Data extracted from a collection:

⟨

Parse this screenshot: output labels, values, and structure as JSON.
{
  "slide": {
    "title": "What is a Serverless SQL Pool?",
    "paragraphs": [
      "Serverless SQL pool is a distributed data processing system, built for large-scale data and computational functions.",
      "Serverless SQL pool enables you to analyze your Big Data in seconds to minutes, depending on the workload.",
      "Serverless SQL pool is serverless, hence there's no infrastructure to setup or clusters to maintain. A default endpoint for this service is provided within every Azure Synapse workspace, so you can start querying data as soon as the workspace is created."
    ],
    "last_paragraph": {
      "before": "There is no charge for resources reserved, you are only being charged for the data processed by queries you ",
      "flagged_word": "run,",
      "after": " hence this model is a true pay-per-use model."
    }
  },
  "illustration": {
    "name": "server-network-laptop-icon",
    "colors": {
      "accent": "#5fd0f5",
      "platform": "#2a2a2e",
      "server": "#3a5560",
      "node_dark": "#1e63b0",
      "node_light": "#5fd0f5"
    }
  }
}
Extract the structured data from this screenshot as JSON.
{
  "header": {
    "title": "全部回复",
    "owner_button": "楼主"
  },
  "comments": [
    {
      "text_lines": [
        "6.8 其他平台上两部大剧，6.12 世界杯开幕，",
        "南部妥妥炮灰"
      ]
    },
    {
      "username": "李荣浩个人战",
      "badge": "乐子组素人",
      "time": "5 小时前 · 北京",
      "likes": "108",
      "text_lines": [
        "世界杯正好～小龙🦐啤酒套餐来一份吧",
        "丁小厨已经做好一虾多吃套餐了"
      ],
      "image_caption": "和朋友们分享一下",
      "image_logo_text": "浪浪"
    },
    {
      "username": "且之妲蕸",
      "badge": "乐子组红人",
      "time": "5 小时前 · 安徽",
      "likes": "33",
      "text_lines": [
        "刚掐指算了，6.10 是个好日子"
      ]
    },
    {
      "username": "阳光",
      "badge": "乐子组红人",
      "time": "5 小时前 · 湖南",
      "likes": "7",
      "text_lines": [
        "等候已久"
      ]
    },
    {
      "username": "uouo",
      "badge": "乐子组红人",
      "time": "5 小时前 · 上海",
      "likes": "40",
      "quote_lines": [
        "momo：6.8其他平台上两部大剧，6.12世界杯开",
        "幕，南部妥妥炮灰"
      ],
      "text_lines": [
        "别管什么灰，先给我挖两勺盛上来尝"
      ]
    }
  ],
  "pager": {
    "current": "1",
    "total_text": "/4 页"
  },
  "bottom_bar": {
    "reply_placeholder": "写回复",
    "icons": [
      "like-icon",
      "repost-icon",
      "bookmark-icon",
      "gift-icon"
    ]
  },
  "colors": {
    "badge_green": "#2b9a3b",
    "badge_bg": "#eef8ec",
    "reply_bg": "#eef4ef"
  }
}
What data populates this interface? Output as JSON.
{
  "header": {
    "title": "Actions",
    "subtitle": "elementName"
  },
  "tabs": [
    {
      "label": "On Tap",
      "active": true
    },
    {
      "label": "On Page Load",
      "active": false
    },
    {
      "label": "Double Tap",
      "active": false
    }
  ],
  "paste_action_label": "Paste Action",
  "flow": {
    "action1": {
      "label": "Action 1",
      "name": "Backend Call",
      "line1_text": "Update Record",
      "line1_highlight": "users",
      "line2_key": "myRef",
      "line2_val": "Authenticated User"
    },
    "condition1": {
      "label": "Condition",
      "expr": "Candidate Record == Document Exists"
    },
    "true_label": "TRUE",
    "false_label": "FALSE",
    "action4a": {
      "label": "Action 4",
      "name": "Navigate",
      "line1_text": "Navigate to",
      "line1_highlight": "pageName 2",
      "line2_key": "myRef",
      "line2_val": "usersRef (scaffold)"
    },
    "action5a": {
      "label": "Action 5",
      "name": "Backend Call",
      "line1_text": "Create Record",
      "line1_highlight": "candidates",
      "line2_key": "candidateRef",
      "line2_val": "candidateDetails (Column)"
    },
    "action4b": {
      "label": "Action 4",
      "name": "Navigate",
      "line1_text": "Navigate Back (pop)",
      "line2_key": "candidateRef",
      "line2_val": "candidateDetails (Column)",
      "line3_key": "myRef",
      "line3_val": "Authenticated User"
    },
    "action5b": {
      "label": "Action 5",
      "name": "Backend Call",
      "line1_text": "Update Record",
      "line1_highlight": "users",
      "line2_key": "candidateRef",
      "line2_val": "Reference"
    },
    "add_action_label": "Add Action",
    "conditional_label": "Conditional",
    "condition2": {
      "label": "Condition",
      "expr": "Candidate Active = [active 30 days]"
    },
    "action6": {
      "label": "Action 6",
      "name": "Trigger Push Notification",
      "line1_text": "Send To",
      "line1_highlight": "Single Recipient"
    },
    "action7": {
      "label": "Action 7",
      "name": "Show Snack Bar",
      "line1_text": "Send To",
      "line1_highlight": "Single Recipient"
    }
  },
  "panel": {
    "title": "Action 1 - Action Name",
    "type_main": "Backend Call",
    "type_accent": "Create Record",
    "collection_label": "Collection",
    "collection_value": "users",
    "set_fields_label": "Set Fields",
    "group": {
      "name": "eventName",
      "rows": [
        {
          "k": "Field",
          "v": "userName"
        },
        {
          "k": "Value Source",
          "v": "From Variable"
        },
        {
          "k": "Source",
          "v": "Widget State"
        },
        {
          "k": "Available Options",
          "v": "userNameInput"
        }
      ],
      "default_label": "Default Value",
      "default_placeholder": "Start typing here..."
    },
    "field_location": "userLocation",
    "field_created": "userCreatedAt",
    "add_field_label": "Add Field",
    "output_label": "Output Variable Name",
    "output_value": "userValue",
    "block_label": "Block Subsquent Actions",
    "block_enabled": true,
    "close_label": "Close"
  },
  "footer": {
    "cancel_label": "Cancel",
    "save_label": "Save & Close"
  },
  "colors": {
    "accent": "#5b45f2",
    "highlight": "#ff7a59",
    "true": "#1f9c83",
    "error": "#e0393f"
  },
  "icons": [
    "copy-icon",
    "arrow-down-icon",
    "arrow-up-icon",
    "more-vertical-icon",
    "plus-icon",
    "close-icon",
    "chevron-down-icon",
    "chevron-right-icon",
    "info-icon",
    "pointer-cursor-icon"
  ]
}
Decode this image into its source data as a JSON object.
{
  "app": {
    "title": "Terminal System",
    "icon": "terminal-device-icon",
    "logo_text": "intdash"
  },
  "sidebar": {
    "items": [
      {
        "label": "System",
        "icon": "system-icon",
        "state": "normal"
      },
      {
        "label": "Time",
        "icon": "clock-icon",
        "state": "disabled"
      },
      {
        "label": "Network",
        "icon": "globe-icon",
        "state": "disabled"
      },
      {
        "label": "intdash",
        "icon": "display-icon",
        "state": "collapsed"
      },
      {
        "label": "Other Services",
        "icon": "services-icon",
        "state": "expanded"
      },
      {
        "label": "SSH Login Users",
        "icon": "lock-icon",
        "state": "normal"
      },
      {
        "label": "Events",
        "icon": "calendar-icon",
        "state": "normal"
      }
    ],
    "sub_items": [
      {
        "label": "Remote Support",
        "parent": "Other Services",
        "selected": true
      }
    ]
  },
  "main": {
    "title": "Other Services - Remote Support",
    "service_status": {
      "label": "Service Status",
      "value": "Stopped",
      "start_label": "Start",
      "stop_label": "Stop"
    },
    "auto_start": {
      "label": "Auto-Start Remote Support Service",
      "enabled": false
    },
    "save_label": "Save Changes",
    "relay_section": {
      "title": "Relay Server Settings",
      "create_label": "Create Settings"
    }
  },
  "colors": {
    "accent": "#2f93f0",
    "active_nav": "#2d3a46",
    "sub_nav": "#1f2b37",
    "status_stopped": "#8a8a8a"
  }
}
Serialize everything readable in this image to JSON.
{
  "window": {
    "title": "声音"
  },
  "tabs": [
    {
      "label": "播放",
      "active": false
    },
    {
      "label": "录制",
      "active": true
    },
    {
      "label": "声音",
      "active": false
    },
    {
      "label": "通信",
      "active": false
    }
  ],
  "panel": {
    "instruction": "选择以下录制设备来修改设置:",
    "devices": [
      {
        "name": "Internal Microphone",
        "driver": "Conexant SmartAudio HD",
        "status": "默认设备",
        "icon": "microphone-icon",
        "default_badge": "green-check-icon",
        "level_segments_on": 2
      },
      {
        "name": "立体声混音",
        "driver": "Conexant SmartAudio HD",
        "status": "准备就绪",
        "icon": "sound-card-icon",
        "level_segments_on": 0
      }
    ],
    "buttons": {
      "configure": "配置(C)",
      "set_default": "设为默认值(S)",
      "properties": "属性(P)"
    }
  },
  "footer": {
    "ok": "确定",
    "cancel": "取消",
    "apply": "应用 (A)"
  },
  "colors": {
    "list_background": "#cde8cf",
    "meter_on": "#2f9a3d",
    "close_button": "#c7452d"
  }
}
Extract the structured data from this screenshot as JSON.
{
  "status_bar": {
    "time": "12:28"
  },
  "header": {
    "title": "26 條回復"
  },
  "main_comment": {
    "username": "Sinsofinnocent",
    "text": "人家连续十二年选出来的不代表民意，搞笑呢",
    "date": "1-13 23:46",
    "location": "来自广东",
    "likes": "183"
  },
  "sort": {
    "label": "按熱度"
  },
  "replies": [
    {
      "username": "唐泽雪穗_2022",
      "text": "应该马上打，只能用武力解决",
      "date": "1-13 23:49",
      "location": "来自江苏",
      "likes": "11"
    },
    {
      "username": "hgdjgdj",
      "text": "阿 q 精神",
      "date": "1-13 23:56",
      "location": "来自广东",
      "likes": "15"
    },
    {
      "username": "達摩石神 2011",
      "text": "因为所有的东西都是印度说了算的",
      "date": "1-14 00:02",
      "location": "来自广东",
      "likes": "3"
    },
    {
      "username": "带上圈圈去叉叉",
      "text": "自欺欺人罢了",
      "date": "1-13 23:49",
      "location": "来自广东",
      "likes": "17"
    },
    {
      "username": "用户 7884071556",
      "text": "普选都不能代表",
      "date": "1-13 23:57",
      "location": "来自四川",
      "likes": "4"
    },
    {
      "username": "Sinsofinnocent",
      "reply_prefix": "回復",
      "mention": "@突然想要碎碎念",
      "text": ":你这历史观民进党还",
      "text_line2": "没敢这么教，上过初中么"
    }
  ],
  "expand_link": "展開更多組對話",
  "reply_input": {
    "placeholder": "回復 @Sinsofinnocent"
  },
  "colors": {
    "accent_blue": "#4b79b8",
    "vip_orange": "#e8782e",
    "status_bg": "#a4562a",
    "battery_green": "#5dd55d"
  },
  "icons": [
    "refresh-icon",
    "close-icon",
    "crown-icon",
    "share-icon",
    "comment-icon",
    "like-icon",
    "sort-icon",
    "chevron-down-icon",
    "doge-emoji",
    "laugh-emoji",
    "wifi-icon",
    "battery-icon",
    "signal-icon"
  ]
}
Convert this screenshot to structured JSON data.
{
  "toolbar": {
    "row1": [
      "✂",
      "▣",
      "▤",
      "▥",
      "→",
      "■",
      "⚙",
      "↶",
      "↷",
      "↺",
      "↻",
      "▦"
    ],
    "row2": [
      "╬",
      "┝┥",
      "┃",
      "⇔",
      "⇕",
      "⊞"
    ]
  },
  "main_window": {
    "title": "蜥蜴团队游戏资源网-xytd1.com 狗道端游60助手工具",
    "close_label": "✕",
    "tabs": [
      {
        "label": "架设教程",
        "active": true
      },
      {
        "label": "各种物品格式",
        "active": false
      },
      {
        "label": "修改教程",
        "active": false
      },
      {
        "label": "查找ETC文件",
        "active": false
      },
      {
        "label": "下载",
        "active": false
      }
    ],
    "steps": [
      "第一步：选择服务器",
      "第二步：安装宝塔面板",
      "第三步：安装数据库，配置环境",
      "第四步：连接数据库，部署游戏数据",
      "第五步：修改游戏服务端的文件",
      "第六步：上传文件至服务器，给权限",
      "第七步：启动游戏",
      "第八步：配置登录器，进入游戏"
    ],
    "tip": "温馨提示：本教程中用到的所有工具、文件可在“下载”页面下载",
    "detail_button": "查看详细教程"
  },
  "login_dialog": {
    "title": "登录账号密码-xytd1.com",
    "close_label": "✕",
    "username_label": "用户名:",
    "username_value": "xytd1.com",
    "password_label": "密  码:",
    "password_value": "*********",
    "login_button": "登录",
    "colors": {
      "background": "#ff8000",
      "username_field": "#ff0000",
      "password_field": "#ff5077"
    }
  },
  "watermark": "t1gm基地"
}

⟩

REQUIRED TASK: Find "Serverless". Copy every line it occurs in.

SOLUTION TO THIS EXERCISE:
    "title": "What is a Serverless SQL Pool?",
      "Serverless SQL pool is a distributed data processing system, built for large-scale data and computational functions.",
      "Serverless SQL pool enables you to analyze your Big Data in seconds to minutes, depending on the workload.",
      "Serverless SQL pool is serverless, hence there's no infrastructure to setup or clusters to maintain. A default endpoint for this service is provided within every Azure Synapse workspace, so you can start querying data as soon as the workspace is created."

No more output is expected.